**Exercise directions:** Check every line of the entries below for the word "BHIST", and copy the ones that have it.

**Records to use:**
— START —
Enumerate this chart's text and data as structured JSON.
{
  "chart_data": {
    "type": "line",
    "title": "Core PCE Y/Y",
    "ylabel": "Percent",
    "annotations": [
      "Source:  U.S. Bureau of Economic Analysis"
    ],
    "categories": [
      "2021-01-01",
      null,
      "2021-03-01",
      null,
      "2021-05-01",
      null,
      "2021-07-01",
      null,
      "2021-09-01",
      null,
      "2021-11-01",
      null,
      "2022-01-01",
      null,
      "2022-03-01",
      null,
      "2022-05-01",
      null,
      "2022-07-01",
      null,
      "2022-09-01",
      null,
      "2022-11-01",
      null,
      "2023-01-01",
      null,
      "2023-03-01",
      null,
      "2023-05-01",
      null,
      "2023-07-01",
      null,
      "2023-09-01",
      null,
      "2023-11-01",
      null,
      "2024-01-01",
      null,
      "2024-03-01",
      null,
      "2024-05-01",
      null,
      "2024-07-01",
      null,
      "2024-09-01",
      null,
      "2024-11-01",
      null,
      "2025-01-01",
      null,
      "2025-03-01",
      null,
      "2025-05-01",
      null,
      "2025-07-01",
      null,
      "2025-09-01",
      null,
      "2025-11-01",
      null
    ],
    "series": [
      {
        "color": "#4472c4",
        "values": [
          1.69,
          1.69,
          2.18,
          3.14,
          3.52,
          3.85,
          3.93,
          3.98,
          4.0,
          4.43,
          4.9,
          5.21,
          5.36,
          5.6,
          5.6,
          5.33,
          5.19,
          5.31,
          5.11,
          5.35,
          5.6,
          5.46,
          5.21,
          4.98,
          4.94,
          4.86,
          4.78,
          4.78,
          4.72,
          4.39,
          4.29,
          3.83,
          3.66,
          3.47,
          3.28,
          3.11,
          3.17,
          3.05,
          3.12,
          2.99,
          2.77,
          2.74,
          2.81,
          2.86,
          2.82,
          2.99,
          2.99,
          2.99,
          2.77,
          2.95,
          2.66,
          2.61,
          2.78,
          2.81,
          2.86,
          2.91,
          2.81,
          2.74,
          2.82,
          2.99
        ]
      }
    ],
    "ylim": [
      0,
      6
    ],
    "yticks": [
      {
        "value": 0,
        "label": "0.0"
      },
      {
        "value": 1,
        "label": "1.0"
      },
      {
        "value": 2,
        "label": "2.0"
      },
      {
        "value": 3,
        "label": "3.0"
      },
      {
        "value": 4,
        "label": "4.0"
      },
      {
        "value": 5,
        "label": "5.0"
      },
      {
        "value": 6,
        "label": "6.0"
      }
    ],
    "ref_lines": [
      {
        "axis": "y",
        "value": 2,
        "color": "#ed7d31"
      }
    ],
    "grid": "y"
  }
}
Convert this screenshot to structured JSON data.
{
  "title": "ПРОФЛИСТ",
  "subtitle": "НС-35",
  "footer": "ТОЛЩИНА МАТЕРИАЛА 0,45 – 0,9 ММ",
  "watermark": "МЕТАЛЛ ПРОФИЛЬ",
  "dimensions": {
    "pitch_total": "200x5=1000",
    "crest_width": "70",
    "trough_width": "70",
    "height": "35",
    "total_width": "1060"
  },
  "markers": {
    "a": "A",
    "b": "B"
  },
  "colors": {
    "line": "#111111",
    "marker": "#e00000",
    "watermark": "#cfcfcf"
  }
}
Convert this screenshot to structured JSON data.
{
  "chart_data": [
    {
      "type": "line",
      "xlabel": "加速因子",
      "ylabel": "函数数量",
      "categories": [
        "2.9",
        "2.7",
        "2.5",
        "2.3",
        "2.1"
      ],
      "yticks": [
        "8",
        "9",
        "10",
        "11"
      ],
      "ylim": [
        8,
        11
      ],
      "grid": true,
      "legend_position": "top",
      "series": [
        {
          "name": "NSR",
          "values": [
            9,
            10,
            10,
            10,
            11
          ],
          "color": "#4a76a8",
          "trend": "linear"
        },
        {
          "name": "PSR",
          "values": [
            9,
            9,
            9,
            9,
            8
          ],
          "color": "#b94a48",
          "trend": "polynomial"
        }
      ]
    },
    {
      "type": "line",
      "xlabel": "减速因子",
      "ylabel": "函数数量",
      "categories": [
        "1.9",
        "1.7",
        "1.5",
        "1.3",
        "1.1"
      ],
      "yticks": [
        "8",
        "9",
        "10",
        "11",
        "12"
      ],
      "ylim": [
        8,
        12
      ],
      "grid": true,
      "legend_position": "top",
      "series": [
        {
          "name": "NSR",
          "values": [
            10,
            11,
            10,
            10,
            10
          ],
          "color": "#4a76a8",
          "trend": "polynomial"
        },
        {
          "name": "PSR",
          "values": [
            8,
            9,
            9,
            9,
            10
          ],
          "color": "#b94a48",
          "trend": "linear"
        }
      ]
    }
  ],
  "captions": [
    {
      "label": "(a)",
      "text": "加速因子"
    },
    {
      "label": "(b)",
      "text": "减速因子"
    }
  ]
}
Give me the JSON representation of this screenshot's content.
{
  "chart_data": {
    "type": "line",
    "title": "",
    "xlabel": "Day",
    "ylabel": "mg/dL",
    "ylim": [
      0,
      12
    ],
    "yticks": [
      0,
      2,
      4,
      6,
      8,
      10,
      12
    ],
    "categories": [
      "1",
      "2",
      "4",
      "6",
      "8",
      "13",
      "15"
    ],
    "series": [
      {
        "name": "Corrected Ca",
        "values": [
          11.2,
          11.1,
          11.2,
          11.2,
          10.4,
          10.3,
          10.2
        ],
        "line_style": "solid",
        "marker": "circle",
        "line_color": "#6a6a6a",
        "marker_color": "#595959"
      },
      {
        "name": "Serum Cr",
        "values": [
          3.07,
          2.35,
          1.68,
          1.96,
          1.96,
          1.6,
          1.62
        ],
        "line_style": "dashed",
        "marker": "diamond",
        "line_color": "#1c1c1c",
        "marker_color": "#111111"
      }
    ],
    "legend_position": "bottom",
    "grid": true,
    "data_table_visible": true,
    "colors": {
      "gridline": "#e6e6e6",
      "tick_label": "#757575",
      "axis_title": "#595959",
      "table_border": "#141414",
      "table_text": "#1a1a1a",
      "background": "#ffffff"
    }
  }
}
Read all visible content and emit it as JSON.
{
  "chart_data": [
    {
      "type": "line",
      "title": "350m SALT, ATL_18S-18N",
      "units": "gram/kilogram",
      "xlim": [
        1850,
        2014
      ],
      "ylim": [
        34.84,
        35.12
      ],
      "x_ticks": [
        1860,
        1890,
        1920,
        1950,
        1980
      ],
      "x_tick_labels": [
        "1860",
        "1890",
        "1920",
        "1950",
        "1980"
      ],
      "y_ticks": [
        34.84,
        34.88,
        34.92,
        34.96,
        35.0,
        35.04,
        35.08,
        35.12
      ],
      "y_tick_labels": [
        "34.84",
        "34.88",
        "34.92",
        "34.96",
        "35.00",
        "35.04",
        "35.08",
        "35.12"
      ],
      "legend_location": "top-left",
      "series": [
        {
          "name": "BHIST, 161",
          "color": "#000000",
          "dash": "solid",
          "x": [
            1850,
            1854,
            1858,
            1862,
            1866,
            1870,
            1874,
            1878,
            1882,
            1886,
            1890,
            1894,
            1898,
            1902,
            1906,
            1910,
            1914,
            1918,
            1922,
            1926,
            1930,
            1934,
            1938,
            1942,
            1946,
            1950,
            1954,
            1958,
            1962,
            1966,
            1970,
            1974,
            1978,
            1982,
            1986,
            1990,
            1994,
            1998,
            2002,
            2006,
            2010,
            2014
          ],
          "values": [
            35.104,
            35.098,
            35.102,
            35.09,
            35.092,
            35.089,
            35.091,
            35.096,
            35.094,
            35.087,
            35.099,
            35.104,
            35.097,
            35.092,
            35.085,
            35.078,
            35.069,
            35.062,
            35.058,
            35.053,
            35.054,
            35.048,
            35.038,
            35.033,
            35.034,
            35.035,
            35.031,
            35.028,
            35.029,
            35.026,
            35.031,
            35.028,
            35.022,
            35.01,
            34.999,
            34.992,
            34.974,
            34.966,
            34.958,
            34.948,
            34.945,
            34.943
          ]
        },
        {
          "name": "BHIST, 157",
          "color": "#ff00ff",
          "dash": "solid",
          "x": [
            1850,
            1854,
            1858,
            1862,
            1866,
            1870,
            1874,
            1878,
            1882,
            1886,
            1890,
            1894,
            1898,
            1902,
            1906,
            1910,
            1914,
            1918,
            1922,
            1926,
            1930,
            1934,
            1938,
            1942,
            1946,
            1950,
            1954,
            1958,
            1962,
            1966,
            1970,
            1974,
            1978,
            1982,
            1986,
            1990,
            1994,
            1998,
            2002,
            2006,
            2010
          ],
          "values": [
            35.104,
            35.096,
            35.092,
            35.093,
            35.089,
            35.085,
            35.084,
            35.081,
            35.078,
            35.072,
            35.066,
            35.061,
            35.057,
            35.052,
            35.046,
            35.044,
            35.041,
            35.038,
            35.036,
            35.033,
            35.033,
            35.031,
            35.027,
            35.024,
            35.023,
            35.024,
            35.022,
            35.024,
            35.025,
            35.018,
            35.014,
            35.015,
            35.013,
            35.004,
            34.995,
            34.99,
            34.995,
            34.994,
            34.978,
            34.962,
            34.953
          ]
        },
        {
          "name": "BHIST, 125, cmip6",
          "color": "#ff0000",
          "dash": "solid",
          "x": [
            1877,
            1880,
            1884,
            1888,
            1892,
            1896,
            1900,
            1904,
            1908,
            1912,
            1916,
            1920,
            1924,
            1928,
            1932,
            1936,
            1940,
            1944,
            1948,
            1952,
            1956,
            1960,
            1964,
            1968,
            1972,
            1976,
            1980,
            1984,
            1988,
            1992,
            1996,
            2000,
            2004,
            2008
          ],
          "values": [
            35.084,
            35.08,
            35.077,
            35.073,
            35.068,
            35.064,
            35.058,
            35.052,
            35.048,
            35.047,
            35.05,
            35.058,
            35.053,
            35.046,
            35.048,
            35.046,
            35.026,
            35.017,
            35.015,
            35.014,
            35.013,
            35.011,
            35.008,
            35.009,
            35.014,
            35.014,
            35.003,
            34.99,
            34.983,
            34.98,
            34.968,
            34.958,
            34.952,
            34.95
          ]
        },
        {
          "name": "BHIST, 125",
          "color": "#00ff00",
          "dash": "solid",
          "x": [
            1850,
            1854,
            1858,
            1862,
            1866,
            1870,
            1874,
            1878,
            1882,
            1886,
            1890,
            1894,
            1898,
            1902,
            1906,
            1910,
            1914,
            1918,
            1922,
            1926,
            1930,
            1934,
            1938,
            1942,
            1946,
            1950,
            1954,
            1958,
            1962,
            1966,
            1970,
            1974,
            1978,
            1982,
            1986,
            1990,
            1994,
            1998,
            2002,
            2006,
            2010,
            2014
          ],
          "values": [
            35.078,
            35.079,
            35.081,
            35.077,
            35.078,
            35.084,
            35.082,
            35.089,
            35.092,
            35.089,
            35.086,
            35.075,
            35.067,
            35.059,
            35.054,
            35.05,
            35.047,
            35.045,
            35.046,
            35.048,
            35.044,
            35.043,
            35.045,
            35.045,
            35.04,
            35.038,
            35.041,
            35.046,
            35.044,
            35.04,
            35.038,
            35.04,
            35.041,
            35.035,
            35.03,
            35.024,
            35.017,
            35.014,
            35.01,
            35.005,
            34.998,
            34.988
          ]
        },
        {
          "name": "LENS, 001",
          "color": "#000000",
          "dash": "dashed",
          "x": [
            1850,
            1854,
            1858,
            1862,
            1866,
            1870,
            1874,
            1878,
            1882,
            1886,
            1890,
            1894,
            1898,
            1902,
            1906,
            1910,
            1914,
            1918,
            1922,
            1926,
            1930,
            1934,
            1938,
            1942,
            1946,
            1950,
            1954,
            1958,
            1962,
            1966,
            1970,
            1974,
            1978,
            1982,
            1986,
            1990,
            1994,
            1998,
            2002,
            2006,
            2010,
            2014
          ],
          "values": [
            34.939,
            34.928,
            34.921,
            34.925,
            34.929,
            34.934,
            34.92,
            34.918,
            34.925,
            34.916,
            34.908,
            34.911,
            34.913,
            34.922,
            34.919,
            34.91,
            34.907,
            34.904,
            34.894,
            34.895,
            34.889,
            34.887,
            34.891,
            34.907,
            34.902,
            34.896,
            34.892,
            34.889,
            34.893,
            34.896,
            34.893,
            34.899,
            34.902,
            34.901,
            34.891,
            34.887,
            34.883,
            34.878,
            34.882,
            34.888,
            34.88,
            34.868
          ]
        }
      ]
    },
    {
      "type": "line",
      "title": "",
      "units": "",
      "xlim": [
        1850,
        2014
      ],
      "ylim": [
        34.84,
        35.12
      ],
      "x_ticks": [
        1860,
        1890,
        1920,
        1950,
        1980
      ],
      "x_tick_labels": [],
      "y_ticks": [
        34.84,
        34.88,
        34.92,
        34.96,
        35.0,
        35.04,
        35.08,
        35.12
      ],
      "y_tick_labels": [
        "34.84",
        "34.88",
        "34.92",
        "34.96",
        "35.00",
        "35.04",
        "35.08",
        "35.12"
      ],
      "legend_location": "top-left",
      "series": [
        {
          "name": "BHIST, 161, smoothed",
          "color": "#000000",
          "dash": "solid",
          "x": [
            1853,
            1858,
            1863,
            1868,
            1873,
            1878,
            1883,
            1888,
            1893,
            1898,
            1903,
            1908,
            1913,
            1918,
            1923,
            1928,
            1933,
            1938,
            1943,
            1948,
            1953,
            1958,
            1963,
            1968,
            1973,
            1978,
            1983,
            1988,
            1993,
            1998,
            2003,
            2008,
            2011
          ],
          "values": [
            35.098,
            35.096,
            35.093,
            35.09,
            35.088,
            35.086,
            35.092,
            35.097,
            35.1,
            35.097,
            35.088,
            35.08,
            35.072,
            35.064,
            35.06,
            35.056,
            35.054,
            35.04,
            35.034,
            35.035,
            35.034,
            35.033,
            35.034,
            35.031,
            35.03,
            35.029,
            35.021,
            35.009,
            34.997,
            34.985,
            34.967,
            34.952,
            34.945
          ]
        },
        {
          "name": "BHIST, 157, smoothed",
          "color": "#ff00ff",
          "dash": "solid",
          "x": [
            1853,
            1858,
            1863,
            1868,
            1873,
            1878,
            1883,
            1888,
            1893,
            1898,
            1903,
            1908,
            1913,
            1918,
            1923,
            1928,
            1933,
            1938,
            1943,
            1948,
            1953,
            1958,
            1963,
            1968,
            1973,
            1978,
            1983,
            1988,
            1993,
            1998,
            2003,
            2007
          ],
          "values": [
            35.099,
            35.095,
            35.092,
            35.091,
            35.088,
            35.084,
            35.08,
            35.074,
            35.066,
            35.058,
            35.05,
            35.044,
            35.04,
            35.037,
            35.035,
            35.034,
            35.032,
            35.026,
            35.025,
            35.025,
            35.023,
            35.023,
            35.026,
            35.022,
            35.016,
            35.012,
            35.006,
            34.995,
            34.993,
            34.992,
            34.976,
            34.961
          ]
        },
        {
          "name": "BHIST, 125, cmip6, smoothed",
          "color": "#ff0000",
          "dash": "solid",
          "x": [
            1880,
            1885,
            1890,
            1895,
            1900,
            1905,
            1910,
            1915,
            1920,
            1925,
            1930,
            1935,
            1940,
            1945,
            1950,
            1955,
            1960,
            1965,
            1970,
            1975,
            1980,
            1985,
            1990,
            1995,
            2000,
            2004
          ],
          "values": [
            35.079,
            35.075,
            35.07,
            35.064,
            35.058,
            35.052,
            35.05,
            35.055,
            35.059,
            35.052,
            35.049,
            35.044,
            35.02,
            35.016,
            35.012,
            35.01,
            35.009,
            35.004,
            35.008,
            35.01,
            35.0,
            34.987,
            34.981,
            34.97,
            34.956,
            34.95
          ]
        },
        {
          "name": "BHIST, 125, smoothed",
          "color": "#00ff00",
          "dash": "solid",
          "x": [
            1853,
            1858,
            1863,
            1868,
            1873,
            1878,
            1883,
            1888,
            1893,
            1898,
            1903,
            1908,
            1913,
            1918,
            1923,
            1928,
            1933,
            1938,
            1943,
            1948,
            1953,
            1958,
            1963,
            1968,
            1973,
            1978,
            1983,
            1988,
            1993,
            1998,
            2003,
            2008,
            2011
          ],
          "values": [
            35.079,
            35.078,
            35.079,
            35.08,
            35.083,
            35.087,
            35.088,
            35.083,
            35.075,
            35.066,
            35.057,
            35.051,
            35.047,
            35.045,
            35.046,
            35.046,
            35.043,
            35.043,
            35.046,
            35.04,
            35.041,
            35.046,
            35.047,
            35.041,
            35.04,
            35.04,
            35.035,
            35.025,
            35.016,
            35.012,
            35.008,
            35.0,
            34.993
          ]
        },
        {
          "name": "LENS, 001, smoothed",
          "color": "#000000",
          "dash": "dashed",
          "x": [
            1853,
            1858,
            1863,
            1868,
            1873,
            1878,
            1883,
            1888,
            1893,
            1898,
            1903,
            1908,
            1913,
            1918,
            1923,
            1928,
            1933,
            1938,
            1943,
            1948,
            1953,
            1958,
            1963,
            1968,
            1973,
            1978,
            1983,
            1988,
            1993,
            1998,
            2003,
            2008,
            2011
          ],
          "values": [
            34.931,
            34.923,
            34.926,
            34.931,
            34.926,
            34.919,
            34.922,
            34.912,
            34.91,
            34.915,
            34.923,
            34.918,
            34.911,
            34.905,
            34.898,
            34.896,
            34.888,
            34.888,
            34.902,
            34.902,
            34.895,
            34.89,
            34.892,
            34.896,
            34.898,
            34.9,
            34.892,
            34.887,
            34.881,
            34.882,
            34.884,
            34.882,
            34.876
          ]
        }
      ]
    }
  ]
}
— END —
**Expected answer:**
          "name": "BHIST, 161",
          "name": "BHIST, 157",
          "name": "BHIST, 125, cmip6",
          "name": "BHIST, 125",
          "name": "BHIST, 161, smoothed",
          "name": "BHIST, 157, smoothed",
          "name": "BHIST, 125, cmip6, smoothed",
          "name": "BHIST, 125, smoothed",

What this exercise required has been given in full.